→ **PROBLEM**
Each record needs to be echoed exactly; can you do that?

→ **RECORDS FOR THE EXERCISE**
.....
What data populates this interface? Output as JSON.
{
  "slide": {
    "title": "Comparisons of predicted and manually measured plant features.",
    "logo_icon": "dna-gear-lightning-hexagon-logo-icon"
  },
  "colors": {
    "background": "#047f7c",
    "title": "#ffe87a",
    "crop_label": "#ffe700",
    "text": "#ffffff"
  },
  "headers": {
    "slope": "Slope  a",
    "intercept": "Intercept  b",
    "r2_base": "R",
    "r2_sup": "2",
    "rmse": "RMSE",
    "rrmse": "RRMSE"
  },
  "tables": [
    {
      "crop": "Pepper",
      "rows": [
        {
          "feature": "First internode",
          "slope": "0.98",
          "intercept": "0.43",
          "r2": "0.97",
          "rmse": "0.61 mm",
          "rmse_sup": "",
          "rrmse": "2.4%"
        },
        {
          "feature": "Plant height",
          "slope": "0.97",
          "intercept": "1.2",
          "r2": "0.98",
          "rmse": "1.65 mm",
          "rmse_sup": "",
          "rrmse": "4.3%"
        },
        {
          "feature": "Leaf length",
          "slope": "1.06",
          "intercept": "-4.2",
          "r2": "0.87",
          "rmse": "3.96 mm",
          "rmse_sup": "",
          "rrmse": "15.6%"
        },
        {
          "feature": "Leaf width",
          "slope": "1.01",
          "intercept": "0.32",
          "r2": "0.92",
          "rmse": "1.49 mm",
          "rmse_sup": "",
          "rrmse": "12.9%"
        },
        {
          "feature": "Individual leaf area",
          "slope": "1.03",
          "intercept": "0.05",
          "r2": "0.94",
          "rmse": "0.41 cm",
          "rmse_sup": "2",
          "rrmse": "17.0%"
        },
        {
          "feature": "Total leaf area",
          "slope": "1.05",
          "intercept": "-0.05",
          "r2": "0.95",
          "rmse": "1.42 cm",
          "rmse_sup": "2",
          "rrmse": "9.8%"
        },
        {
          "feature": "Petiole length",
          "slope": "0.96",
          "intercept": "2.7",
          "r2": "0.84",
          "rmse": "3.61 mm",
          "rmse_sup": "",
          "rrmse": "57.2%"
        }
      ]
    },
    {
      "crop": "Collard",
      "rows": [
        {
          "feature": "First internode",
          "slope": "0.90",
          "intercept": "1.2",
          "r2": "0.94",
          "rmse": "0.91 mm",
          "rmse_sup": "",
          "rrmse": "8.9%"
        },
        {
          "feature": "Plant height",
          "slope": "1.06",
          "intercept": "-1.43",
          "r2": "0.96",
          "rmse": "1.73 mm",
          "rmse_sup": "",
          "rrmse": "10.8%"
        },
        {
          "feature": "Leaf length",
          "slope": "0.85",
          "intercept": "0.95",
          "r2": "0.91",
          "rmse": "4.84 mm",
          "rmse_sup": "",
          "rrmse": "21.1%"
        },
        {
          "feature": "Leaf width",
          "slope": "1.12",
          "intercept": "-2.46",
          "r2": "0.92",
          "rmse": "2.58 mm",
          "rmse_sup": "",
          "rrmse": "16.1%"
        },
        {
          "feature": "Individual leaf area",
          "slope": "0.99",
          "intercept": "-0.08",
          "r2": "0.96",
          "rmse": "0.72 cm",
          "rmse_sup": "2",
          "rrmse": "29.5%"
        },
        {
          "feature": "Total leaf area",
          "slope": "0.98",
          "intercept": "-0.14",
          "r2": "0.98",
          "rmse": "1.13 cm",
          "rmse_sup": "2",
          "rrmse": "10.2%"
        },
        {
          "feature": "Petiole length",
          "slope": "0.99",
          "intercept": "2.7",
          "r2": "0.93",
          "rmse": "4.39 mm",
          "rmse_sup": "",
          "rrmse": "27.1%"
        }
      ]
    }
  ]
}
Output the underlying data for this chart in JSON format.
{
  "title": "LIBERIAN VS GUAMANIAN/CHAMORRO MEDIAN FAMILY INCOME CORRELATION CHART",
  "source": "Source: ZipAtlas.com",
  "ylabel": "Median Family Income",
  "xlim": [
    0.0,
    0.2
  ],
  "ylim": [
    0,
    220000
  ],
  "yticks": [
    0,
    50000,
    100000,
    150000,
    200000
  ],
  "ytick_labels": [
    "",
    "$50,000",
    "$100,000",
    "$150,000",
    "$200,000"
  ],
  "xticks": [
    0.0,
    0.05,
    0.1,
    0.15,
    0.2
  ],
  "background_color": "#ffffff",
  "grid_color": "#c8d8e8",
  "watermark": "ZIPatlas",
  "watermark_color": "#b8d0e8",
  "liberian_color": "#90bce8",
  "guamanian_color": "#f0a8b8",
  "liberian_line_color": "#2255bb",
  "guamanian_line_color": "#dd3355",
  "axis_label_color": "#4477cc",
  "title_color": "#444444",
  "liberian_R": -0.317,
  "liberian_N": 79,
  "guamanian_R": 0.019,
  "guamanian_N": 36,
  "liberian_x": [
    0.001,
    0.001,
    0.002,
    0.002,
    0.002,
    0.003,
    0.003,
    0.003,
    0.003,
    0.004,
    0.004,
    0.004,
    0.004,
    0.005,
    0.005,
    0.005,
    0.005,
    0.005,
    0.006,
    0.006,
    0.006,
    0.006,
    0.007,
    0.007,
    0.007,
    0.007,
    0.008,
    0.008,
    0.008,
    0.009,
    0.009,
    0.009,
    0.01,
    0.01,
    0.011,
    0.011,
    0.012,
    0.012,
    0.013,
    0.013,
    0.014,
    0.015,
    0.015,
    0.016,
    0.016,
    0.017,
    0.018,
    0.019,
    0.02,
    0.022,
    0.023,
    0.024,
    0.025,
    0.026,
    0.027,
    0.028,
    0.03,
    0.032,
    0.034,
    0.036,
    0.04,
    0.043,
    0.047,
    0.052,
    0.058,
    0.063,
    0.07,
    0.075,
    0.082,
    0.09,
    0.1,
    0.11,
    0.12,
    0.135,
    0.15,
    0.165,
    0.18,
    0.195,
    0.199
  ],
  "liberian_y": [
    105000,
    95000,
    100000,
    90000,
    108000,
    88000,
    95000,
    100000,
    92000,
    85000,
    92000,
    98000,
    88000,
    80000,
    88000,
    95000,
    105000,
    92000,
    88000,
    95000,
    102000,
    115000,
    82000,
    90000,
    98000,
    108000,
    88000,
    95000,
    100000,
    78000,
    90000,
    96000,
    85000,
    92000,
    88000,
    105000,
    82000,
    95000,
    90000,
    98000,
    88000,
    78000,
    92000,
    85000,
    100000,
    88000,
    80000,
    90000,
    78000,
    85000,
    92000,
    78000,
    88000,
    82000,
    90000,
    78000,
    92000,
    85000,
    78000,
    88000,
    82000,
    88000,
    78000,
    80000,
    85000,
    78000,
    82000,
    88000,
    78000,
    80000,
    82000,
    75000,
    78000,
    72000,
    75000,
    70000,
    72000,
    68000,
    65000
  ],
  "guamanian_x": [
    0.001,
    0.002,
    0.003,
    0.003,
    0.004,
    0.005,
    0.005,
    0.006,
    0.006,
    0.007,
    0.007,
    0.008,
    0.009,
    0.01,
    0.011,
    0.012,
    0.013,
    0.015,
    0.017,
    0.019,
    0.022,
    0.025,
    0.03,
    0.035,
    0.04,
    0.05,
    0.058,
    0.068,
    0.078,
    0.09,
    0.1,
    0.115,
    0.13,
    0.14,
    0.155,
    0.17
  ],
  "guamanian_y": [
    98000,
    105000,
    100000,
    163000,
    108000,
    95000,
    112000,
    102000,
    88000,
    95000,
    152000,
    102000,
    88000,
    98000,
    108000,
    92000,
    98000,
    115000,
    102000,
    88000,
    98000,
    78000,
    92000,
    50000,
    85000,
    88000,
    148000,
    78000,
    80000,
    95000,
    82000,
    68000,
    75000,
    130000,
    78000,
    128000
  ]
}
.....
→ **FULL SOLUTION**
What data populates this interface? Output as JSON.
{
  "slide": {
    "title": "Comparisons of predicted and manually measured plant features.",
    "logo_icon": "dna-gear-lightning-hexagon-logo-icon"
  },
  "colors": {
    "background": "#047f7c",
    "title": "#ffe87a",
    "crop_label": "#ffe700",
    "text": "#ffffff"
  },
  "headers": {
    "slope": "Slope  a",
    "intercept": "Intercept  b",
    "r2_base": "R",
    "r2_sup": "2",
    "rmse": "RMSE",
    "rrmse": "RRMSE"
  },
  "tables": [
    {
      "crop": "Pepper",
      "rows": [
        {
          "feature": "First internode",
          "slope": "0.98",
          "intercept": "0.43",
          "r2": "0.97",
          "rmse": "0.61 mm",
          "rmse_sup": "",
          "rrmse": "2.4%"
        },
        {
          "feature": "Plant height",
          "slope": "0.97",
          "intercept": "1.2",
          "r2": "0.98",
          "rmse": "1.65 mm",
          "rmse_sup": "",
          "rrmse": "4.3%"
        },
        {
          "feature": "Leaf length",
          "slope": "1.06",
          "intercept": "-4.2",
          "r2": "0.87",
          "rmse": "3.96 mm",
          "rmse_sup": "",
          "rrmse": "15.6%"
        },
        {
          "feature": "Leaf width",
          "slope": "1.01",
          "intercept": "0.32",
          "r2": "0.92",
          "rmse": "1.49 mm",
          "rmse_sup": "",
          "rrmse": "12.9%"
        },
        {
          "feature": "Individual leaf area",
          "slope": "1.03",
          "intercept": "0.05",
          "r2": "0.94",
          "rmse": "0.41 cm",
          "rmse_sup": "2",
          "rrmse": "17.0%"
        },
        {
          "feature": "Total leaf area",
          "slope": "1.05",
          "intercept": "-0.05",
          "r2": "0.95",
          "rmse": "1.42 cm",
          "rmse_sup": "2",
          "rrmse": "9.8%"
        },
        {
          "feature": "Petiole length",
          "slope": "0.96",
          "intercept": "2.7",
          "r2": "0.84",
          "rmse": "3.61 mm",
          "rmse_sup": "",
          "rrmse": "57.2%"
        }
      ]
    },
    {
      "crop": "Collard",
      "rows": [
        {
          "feature": "First internode",
          "slope": "0.90",
          "intercept": "1.2",
          "r2": "0.94",
          "rmse": "0.91 mm",
          "rmse_sup": "",
          "rrmse": "8.9%"
        },
        {
          "feature": "Plant height",
          "slope": "1.06",
          "intercept": "-1.43",
          "r2": "0.96",
          "rmse": "1.73 mm",
          "rmse_sup": "",
          "rrmse": "10.8%"
        },
        {
          "feature": "Leaf length",
          "slope": "0.85",
          "intercept": "0.95",
          "r2": "0.91",
          "rmse": "4.84 mm",
          "rmse_sup": "",
          "rrmse": "21.1%"
        },
        {
          "feature": "Leaf width",
          "slope": "1.12",
          "intercept": "-2.46",
          "r2": "0.92",
          "rmse": "2.58 mm",
          "rmse_sup": "",
          "rrmse": "16.1%"
        },
        {
          "feature": "Individual leaf area",
          "slope": "0.99",
          "intercept": "-0.08",
          "r2": "0.96",
          "rmse": "0.72 cm",
          "rmse_sup": "2",
          "rrmse": "29.5%"
        },
        {
          "feature": "Total leaf area",
          "slope": "0.98",
          "intercept": "-0.14",
          "r2": "0.98",
          "rmse": "1.13 cm",
          "rmse_sup": "2",
          "rrmse": "10.2%"
        },
        {
          "feature": "Petiole length",
          "slope": "0.99",
          "intercept": "2.7",
          "r2": "0.93",
          "rmse": "4.39 mm",
          "rmse_sup": "",
          "rrmse": "27.1%"
        }
      ]
    }
  ]
}
Output the underlying data for this chart in JSON format.
{
  "title": "LIBERIAN VS GUAMANIAN/CHAMORRO MEDIAN FAMILY INCOME CORRELATION CHART",
  "source": "Source: ZipAtlas.com",
  "ylabel": "Median Family Income",
  "xlim": [
    0.0,
    0.2
  ],
  "ylim": [
    0,
    220000
  ],
  "yticks": [
    0,
    50000,
    100000,
    150000,
    200000
  ],
  "ytick_labels": [
    "",
    "$50,000",
    "$100,000",
    "$150,000",
    "$200,000"
  ],
  "xticks": [
    0.0,
    0.05,
    0.1,
    0.15,
    0.2
  ],
  "background_color": "#ffffff",
  "grid_color": "#c8d8e8",
  "watermark": "ZIPatlas",
  "watermark_color": "#b8d0e8",
  "liberian_color": "#90bce8",
  "guamanian_color": "#f0a8b8",
  "liberian_line_color": "#2255bb",
  "guamanian_line_color": "#dd3355",
  "axis_label_color": "#4477cc",
  "title_color": "#444444",
  "liberian_R": -0.317,
  "liberian_N": 79,
  "guamanian_R": 0.019,
  "guamanian_N": 36,
  "liberian_x": [
    0.001,
    0.001,
    0.002,
    0.002,
    0.002,
    0.003,
    0.003,
    0.003,
    0.003,
    0.004,
    0.004,
    0.004,
    0.004,
    0.005,
    0.005,
    0.005,
    0.005,
    0.005,
    0.006,
    0.006,
    0.006,
    0.006,
    0.007,
    0.007,
    0.007,
    0.007,
    0.008,
    0.008,
    0.008,
    0.009,
    0.009,
    0.009,
    0.01,
    0.01,
    0.011,
    0.011,
    0.012,
    0.012,
    0.013,
    0.013,
    0.014,
    0.015,
    0.015,
    0.016,
    0.016,
    0.017,
    0.018,
    0.019,
    0.02,
    0.022,
    0.023,
    0.024,
    0.025,
    0.026,
    0.027,
    0.028,
    0.03,
    0.032,
    0.034,
    0.036,
    0.04,
    0.043,
    0.047,
    0.052,
    0.058,
    0.063,
    0.07,
    0.075,
    0.082,
    0.09,
    0.1,
    0.11,
    0.12,
    0.135,
    0.15,
    0.165,
    0.18,
    0.195,
    0.199
  ],
  "liberian_y": [
    105000,
    95000,
    100000,
    90000,
    108000,
    88000,
    95000,
    100000,
    92000,
    85000,
    92000,
    98000,
    88000,
    80000,
    88000,
    95000,
    105000,
    92000,
    88000,
    95000,
    102000,
    115000,
    82000,
    90000,
    98000,
    108000,
    88000,
    95000,
    100000,
    78000,
    90000,
    96000,
    85000,
    92000,
    88000,
    105000,
    82000,
    95000,
    90000,
    98000,
    88000,
    78000,
    92000,
    85000,
    100000,
    88000,
    80000,
    90000,
    78000,
    85000,
    92000,
    78000,
    88000,
    82000,
    90000,
    78000,
    92000,
    85000,
    78000,
    88000,
    82000,
    88000,
    78000,
    80000,
    85000,
    78000,
    82000,
    88000,
    78000,
    80000,
    82000,
    75000,
    78000,
    72000,
    75000,
    70000,
    72000,
    68000,
    65000
  ],
  "guamanian_x": [
    0.001,
    0.002,
    0.003,
    0.003,
    0.004,
    0.005,
    0.005,
    0.006,
    0.006,
    0.007,
    0.007,
    0.008,
    0.009,
    0.01,
    0.011,
    0.012,
    0.013,
    0.015,
    0.017,
    0.019,
    0.022,
    0.025,
    0.03,
    0.035,
    0.04,
    0.05,
    0.058,
    0.068,
    0.078,
    0.09,
    0.1,
    0.115,
    0.13,
    0.14,
    0.155,
    0.17
  ],
  "guamanian_y": [
    98000,
    105000,
    100000,
    163000,
    108000,
    95000,
    112000,
    102000,
    88000,
    95000,
    152000,
    102000,
    88000,
    98000,
    108000,
    92000,
    98000,
    115000,
    102000,
    88000,
    98000,
    78000,
    92000,
    50000,
    85000,
    88000,
    148000,
    78000,
    80000,
    95000,
    82000,
    68000,
    75000,
    130000,
    78000,
    128000
  ]
}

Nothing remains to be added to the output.